- _Data listing_:
· · ·

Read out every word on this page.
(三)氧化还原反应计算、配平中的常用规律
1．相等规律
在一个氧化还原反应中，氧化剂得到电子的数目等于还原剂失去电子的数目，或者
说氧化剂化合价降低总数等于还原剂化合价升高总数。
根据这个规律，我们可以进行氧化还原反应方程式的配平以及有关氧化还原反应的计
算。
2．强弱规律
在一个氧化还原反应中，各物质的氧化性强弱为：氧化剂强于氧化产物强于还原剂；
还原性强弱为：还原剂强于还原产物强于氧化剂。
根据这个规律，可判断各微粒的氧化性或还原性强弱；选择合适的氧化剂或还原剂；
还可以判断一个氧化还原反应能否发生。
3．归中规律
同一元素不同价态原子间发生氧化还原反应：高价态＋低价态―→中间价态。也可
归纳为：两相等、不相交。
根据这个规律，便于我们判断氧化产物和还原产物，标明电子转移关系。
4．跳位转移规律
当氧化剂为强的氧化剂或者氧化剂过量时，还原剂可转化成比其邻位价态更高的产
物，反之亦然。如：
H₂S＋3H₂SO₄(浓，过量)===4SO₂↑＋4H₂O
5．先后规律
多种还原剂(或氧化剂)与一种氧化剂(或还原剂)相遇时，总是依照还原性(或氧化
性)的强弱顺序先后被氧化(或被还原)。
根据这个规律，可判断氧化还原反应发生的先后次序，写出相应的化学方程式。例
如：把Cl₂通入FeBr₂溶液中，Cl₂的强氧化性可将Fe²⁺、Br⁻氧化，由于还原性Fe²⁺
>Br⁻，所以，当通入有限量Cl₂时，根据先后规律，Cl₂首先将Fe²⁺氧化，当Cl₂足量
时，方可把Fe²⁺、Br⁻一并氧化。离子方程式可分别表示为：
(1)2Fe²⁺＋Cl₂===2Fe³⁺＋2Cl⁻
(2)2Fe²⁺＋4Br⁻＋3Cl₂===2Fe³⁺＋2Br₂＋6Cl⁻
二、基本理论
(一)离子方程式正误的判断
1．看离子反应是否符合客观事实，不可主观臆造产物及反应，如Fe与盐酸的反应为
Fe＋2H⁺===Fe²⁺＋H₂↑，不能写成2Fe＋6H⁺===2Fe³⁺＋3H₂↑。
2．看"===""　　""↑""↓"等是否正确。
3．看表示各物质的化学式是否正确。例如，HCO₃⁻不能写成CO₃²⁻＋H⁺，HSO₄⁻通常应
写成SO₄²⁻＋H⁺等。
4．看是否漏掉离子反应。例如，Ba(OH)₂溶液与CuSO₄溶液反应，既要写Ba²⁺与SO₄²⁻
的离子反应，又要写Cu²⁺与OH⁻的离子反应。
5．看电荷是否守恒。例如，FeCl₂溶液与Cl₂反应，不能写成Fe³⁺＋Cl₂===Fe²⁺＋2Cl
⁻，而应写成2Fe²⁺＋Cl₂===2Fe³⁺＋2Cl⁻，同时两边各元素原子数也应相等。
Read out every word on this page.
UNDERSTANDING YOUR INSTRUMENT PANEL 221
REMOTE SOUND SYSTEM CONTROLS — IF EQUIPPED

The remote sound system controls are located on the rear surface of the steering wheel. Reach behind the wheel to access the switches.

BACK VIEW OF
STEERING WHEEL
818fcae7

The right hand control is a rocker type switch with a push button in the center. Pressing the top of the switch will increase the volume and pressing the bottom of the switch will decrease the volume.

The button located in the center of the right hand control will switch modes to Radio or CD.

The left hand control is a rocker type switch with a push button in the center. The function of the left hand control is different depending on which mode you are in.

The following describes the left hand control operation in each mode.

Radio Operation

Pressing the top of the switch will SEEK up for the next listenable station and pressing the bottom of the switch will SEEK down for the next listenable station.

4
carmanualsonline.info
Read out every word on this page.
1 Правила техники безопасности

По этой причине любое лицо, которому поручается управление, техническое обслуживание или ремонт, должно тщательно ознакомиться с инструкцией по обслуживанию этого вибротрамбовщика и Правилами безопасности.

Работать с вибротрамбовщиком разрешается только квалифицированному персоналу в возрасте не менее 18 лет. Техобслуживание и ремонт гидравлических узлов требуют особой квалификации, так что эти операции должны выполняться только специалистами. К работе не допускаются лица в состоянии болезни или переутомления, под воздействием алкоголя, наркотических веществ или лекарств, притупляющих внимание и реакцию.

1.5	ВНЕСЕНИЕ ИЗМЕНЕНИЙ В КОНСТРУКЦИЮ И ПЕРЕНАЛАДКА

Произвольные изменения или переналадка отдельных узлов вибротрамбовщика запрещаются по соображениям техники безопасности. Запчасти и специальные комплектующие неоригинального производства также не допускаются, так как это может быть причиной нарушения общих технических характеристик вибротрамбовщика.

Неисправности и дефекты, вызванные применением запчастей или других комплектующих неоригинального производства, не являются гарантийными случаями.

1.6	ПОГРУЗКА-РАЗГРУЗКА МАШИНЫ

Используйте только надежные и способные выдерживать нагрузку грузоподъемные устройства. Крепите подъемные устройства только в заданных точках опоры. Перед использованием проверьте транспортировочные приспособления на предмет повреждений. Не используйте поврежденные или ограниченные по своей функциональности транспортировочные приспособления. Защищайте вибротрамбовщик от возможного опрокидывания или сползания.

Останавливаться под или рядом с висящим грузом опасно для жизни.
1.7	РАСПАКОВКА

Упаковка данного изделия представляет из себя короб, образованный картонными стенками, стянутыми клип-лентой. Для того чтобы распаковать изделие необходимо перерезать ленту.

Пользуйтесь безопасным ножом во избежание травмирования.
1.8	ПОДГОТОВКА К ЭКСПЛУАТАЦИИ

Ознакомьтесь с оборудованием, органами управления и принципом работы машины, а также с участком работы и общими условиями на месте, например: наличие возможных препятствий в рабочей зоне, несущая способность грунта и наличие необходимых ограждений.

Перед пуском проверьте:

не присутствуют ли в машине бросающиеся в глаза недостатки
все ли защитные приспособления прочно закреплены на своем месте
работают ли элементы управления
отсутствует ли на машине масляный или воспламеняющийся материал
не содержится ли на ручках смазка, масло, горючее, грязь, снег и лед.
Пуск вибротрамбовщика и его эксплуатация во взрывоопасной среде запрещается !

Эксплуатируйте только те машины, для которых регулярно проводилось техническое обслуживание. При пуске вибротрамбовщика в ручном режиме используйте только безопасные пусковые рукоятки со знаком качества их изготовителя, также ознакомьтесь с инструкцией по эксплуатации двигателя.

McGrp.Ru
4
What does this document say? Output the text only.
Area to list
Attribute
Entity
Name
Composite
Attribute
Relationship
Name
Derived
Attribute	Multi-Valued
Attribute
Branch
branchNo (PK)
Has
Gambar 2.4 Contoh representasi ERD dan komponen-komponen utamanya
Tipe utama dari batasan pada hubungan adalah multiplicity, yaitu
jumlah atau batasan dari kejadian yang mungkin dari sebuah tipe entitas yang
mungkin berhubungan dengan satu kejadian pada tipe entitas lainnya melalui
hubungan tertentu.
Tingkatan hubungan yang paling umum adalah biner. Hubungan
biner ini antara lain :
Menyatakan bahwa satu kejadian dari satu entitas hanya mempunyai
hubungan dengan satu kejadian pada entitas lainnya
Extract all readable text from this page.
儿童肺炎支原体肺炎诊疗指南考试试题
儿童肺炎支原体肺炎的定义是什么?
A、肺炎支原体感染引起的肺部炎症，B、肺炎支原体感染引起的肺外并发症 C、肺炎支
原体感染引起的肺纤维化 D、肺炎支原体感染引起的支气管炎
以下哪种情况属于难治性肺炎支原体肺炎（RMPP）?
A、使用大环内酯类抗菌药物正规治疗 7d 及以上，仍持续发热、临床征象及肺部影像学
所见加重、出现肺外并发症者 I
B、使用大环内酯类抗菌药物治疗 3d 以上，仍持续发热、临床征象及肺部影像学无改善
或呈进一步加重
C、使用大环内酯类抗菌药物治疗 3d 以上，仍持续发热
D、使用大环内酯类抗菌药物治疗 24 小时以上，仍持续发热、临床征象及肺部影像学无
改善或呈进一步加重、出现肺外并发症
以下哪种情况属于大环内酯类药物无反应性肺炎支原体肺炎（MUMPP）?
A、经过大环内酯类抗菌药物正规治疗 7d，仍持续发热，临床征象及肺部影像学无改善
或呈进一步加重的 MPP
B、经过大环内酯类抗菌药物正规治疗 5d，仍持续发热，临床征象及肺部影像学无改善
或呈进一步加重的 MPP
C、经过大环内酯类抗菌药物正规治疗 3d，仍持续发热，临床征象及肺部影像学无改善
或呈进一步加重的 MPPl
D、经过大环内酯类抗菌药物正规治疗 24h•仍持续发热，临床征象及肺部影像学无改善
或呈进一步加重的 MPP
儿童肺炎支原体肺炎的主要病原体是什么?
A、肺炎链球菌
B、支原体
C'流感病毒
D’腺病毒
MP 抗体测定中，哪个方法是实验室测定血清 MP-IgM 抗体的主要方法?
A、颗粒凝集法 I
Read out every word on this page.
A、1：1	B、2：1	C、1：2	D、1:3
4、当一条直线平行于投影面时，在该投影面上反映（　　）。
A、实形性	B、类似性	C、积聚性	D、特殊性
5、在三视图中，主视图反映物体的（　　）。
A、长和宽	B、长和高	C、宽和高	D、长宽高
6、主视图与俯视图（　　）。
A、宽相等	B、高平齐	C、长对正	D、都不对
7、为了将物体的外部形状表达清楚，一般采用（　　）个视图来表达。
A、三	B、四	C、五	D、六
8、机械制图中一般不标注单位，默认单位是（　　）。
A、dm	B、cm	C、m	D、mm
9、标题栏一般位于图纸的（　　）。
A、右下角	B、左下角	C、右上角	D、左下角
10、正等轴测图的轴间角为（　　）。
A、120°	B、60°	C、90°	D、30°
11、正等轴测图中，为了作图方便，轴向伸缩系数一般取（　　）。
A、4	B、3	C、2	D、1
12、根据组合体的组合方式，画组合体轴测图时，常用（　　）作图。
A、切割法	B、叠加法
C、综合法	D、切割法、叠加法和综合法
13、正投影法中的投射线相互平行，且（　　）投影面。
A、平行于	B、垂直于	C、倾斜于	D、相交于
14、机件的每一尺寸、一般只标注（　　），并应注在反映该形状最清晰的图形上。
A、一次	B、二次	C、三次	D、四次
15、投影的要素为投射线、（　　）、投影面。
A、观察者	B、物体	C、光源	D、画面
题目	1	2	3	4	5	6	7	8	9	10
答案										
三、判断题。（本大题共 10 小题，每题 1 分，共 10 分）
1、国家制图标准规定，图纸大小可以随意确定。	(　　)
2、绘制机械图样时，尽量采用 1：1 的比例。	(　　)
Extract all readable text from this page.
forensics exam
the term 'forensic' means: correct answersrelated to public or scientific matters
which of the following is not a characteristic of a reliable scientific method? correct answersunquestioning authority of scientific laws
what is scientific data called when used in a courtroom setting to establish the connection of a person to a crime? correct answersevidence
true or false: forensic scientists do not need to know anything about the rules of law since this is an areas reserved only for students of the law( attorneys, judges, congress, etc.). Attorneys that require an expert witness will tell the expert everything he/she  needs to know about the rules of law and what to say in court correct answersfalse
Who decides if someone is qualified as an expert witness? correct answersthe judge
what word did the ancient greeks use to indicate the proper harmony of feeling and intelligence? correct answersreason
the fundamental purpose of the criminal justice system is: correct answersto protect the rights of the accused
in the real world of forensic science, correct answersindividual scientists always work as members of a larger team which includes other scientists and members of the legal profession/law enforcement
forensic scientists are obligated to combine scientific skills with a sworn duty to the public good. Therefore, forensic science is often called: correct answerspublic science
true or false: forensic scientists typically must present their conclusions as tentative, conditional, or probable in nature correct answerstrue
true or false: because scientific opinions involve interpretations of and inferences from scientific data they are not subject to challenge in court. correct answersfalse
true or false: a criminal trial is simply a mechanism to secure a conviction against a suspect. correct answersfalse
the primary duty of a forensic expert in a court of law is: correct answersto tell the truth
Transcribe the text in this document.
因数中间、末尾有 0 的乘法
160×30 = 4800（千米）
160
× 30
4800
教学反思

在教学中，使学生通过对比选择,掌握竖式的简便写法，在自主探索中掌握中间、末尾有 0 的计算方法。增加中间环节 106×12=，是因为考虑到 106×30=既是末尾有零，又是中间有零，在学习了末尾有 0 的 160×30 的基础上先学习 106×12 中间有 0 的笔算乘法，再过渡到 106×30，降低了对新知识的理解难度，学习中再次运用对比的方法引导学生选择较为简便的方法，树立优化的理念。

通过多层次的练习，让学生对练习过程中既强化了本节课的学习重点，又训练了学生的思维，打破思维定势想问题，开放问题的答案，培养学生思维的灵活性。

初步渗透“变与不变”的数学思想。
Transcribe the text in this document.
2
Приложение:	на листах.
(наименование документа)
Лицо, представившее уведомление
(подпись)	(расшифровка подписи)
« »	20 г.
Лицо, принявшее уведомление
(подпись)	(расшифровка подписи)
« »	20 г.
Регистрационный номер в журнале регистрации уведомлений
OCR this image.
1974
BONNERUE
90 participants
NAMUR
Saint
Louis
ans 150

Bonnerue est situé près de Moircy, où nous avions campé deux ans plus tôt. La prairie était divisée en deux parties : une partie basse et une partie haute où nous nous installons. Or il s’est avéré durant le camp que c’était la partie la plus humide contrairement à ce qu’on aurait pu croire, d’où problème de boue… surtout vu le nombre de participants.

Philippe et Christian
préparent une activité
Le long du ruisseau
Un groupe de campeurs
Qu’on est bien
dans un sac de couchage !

· · ·

- _Given problem_: Count the lines in the material above where the string "инструкцией" appears, then state only that count.

- _Solution to this problem_: 2